_GIVEN REQUEST_
Extract every line of the items that contains the string "bounding", matching case exactly.

Rows from a layout dataset

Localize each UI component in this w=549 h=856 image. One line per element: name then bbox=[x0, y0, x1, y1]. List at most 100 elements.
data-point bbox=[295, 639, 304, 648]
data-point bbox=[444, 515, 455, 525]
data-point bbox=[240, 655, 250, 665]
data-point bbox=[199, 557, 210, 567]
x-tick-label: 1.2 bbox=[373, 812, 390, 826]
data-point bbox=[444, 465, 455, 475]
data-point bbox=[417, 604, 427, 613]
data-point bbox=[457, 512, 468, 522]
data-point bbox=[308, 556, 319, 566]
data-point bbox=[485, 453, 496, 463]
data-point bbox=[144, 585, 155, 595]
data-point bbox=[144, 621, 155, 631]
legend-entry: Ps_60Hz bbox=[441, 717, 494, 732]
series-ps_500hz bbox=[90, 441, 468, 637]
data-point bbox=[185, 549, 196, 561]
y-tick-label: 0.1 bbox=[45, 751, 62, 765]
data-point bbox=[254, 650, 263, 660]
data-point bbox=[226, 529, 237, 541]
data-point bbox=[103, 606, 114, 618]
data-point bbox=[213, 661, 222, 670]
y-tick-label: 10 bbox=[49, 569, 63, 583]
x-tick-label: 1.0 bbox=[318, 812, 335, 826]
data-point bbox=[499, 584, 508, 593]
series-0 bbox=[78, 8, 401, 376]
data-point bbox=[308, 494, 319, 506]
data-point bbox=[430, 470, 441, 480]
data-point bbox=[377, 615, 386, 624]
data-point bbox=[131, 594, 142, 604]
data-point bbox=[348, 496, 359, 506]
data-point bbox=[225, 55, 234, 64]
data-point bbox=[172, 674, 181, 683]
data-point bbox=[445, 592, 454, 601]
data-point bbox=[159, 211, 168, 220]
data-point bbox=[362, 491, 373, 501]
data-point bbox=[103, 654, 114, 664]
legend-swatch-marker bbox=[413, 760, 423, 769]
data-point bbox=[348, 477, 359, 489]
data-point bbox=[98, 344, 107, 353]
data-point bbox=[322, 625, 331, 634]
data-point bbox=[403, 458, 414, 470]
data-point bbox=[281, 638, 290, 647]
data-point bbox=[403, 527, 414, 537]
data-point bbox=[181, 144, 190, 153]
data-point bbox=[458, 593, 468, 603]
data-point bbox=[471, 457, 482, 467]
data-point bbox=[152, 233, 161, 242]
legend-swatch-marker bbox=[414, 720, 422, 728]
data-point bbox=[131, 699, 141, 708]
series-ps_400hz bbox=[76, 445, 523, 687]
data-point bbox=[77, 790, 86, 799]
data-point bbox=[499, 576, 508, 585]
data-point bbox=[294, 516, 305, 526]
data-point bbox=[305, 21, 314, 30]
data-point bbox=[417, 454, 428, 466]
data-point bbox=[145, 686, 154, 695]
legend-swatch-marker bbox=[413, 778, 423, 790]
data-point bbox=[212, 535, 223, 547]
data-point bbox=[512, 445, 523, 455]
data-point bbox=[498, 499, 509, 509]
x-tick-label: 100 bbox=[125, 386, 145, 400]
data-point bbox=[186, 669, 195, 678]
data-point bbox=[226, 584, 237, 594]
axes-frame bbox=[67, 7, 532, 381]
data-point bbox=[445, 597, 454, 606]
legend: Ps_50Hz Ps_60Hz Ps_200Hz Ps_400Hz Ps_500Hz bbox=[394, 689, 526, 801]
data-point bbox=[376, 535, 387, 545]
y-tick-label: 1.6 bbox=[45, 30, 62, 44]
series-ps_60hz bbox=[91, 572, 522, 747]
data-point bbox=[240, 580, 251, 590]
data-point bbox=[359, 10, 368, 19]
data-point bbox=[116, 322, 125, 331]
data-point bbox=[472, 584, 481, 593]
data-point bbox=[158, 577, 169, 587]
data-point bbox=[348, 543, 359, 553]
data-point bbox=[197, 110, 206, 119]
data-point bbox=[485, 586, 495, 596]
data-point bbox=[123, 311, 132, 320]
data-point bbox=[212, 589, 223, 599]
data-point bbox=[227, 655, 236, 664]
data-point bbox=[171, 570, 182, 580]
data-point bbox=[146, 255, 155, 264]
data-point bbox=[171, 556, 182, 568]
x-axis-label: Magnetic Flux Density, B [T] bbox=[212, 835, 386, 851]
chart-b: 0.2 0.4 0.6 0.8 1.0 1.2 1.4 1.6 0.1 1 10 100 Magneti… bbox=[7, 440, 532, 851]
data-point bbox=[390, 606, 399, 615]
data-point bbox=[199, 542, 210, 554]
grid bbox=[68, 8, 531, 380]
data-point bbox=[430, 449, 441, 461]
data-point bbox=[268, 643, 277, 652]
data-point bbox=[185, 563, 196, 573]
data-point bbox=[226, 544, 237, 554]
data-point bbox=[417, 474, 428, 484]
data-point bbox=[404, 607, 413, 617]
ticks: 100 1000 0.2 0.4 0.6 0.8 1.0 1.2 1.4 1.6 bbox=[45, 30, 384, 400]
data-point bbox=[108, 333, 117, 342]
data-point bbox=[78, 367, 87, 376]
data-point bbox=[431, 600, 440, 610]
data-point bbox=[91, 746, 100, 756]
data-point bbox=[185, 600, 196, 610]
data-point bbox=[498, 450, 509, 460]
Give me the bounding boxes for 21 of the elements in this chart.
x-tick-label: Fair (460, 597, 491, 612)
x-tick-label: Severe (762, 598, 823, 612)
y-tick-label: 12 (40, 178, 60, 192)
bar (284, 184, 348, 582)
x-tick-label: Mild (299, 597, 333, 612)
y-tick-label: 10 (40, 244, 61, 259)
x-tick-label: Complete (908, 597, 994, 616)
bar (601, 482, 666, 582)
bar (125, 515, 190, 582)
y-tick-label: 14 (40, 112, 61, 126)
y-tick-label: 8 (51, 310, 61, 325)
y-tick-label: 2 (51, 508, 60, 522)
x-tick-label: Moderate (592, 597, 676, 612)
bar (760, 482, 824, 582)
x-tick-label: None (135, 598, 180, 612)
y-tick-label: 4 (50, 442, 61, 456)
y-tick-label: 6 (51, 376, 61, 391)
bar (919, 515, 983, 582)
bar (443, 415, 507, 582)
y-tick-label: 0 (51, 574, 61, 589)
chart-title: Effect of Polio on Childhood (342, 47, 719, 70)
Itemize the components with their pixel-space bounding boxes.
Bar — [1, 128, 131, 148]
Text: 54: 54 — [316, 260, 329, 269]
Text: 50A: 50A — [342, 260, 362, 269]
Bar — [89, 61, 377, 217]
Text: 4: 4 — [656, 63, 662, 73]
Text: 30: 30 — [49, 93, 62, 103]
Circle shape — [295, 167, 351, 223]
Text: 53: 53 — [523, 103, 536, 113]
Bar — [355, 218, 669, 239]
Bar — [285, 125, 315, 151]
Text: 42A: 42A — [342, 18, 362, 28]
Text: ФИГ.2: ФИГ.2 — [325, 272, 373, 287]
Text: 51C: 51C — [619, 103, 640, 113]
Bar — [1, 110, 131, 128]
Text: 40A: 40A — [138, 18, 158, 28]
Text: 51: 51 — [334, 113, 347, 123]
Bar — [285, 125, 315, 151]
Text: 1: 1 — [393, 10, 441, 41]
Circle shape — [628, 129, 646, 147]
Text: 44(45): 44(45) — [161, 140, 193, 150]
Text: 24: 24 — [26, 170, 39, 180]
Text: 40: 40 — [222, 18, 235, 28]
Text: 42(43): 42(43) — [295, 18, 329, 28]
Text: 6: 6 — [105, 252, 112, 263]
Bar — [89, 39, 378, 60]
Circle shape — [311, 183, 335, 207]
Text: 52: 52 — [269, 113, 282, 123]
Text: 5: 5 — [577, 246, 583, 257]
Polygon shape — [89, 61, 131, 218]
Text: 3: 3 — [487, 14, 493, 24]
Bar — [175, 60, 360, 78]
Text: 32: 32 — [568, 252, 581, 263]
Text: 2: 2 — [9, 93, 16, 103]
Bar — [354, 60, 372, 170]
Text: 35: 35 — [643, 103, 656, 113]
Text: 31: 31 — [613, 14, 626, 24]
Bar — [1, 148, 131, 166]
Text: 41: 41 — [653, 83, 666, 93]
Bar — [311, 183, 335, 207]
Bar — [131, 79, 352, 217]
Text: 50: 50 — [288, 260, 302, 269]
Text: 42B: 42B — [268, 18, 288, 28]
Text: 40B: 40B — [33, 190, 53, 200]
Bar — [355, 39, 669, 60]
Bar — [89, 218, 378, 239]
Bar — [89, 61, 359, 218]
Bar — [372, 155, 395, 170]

_EXPECTED OUTPUT_
Give me the bounding boxes for 21 of the elements in this chart.
Itemize the components with their pixel-space bounding boxes.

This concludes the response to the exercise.